Engaging the next generation of the transportation workforce

In July, StudentsCTS introduced the next generation of the workforce to transportation topics and careers during a two-week summer program. Thirty students entering seventh through ninth grade attended the program, where they got hands-on experience with topics ranging from distracted driving to aeronautics to traffic management. 

The CTS-hosted National Summer Transportation Institute is part of a national program designed to attract and introduce the brightest young minds from diverse segments of society to education and career opportunities in transportation. It was sponsored by CTS with funding from the Federal Highway Administration administered by the Minnesota Department of Transportation (MnDOT).

As part of the program, attendees toured campus, visited the U of M’s transportation-related labs, and learned tips on researching, studying, public speaking, and writing. In addition, participants learned about many aspects of transportation, including human factors, roadway safety, bridge design, surveying, and traffic simulation.

National Summer Transportation Institute (2015)

Camp slideshow (click for larger images)

Campers also had the chance to see transportation in action on a variety of field trips, including outings to several MnDOT facilities, UPS, Metro Transit, the Minneapolis–St. Paul International Airport, the Minnesota Transportation Museum, and boat tours of the St. Croix River Crossing construction site and St. Paul Port Authority.

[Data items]

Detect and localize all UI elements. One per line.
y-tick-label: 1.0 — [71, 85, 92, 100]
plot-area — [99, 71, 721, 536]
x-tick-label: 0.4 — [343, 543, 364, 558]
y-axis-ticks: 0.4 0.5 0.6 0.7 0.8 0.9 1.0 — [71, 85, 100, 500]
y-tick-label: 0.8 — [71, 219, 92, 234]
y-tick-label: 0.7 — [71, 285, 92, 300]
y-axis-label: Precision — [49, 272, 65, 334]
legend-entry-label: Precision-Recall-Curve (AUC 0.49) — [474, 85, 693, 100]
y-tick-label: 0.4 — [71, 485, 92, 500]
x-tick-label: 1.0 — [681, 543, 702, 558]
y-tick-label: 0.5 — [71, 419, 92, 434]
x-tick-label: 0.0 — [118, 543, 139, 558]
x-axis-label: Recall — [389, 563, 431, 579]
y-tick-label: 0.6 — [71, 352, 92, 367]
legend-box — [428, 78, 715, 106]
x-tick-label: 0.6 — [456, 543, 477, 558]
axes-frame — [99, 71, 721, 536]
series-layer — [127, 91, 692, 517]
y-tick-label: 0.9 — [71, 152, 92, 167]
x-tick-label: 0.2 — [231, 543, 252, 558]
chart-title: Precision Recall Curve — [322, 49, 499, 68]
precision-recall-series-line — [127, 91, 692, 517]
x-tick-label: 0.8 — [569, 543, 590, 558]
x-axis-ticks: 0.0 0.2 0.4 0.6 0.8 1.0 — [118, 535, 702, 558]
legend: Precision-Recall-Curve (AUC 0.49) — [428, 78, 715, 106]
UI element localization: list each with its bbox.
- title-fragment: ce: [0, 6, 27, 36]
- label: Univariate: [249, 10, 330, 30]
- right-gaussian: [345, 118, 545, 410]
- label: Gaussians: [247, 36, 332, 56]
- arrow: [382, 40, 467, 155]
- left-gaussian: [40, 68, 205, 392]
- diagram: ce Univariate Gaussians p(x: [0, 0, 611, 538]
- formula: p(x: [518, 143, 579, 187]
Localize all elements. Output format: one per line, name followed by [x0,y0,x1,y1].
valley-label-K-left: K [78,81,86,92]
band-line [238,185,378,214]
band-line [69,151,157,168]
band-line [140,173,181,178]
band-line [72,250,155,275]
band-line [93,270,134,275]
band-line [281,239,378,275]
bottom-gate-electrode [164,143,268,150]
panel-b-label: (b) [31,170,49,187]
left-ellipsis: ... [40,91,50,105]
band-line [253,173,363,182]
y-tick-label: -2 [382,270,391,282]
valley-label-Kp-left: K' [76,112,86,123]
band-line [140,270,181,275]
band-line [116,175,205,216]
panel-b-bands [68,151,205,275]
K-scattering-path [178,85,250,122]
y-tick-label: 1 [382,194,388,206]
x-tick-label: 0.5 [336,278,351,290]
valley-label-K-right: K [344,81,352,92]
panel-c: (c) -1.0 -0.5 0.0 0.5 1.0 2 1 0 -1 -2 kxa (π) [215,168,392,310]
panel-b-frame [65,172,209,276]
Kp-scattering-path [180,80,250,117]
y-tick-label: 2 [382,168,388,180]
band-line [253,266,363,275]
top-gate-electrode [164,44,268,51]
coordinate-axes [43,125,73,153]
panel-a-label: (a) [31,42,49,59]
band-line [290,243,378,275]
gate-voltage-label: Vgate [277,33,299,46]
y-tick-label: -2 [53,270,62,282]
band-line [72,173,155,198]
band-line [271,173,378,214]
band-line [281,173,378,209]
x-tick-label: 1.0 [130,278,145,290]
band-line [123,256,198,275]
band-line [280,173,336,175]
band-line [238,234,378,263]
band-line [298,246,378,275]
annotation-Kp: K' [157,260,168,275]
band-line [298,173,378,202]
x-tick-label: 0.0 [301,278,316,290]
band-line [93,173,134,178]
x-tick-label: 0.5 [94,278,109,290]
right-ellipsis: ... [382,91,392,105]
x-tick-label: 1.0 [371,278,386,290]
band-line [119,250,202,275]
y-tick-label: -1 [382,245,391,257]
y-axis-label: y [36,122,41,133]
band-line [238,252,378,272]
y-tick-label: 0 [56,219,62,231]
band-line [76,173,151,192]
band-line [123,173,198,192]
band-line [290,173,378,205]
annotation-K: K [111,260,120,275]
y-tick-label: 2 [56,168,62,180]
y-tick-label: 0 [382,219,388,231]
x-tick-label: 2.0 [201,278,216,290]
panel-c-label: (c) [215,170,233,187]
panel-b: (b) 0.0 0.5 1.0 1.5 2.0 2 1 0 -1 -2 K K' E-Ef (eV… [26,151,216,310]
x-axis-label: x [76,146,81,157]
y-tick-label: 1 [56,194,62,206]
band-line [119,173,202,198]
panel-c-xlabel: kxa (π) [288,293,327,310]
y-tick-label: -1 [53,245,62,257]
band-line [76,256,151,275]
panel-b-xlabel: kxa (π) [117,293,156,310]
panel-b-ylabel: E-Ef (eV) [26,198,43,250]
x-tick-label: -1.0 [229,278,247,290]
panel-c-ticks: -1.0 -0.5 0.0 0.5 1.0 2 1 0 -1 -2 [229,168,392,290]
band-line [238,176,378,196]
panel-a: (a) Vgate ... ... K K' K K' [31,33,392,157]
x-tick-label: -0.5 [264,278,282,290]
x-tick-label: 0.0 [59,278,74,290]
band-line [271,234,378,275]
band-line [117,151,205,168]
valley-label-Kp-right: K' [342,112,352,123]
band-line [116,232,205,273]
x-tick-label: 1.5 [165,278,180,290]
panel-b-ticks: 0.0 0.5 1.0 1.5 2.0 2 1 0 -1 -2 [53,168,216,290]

## ABOUT THIS EXERCISE
Can you update the text about the summer transportation program from "The CTS-hosted National" to "and traffic simulation." so that "attendees" becomes "students"?

## SOLVED PROBLEM
The CTS-hosted National Summer Transportation Institute is part of a national program designed to attract and introduce the brightest young minds from diverse segments of society to education and career opportunities in transportation. It was sponsored by CTS with funding from the Federal Highway Administration administered by the Minnesota Department of Transportation (MnDOT).

As part of the program, students toured campus, visited the U of M’s transportation-related labs, and learned tips on researching, studying, public speaking, and writing. In addition, participants learned about many aspects of transportation, including human factors, roadway safety, bridge design, surveying, and traffic simulation.